▶ [What the exercise asks]:
Report how many lines in the records hold the string "this"; give the number and nothing else.

▶ [Exercise material]:

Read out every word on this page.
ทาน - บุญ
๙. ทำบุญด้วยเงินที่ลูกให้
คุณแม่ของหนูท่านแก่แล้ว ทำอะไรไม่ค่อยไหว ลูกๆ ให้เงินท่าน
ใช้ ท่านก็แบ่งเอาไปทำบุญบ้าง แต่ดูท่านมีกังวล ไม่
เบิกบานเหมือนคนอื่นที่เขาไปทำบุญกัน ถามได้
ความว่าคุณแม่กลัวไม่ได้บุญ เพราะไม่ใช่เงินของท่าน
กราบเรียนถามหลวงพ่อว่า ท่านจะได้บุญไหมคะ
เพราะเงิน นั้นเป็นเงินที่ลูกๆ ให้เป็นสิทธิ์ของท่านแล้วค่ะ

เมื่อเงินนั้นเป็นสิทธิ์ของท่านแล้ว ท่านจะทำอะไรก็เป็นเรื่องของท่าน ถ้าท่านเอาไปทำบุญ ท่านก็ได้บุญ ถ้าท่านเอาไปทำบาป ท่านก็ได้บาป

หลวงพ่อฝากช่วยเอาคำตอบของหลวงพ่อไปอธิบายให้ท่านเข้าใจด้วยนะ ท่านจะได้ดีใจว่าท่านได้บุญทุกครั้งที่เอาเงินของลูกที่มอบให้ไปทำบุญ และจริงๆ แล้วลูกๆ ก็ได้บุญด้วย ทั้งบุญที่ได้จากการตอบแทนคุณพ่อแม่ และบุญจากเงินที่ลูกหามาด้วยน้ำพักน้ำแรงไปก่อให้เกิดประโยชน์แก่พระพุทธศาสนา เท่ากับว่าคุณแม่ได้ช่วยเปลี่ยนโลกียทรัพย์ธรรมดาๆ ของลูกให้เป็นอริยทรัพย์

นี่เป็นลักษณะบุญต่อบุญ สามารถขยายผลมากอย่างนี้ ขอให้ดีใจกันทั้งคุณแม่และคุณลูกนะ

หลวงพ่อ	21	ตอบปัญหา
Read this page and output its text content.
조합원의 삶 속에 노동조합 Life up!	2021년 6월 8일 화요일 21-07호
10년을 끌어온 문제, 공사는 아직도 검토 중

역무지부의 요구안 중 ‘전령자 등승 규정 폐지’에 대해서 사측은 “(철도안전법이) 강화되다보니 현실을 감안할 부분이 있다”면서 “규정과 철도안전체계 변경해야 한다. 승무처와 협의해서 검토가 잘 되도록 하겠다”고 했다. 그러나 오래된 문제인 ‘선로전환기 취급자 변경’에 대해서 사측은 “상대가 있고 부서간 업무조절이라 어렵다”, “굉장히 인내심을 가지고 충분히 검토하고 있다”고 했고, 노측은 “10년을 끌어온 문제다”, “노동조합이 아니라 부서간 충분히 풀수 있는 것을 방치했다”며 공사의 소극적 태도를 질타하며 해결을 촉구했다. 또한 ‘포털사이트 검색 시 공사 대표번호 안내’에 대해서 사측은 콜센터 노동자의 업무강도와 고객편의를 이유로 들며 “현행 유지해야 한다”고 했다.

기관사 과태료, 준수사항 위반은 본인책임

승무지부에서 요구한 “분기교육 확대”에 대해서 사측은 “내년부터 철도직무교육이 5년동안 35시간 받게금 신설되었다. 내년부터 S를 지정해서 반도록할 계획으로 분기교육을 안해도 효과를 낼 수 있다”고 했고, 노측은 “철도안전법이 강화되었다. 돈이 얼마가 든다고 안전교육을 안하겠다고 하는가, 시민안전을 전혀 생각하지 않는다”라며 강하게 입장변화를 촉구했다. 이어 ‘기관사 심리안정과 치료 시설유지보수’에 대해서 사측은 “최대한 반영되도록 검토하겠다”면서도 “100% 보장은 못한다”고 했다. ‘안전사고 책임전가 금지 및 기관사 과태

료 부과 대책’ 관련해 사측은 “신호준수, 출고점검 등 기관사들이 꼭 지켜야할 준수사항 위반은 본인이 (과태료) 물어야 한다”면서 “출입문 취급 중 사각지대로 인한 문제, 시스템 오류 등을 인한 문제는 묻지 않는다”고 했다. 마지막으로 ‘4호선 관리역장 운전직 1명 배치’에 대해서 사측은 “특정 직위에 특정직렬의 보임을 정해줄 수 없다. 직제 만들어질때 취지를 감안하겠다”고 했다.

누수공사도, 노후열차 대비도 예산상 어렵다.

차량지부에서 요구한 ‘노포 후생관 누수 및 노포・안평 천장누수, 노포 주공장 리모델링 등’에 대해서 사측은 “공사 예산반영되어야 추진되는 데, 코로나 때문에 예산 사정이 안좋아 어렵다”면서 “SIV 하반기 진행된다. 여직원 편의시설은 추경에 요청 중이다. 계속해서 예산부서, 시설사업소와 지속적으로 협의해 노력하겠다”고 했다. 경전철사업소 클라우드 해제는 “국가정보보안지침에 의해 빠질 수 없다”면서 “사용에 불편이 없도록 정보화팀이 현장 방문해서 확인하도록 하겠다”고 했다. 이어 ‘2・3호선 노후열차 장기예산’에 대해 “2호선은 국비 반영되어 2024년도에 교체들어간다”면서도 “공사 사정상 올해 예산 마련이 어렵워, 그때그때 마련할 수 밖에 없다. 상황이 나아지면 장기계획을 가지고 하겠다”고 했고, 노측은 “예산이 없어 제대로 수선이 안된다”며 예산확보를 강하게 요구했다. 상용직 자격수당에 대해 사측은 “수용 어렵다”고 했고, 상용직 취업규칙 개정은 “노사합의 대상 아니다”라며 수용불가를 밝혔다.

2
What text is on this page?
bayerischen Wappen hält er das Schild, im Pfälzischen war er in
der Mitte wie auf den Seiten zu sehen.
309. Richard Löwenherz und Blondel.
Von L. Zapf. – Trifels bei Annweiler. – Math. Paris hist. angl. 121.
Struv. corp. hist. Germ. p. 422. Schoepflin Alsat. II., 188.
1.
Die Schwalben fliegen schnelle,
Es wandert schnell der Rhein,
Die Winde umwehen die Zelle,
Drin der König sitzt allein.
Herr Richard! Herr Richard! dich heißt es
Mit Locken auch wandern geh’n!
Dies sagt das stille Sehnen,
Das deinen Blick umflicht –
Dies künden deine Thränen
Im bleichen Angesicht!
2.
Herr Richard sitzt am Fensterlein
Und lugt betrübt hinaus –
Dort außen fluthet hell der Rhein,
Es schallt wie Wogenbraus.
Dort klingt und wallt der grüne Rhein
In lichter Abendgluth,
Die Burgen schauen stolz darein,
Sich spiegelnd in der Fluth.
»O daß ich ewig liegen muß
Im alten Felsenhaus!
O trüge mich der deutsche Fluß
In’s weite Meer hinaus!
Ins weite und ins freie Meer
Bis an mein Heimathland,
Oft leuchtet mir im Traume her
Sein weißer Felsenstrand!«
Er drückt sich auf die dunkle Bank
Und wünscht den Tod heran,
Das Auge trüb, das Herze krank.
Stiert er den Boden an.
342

▶ [Final result]:
3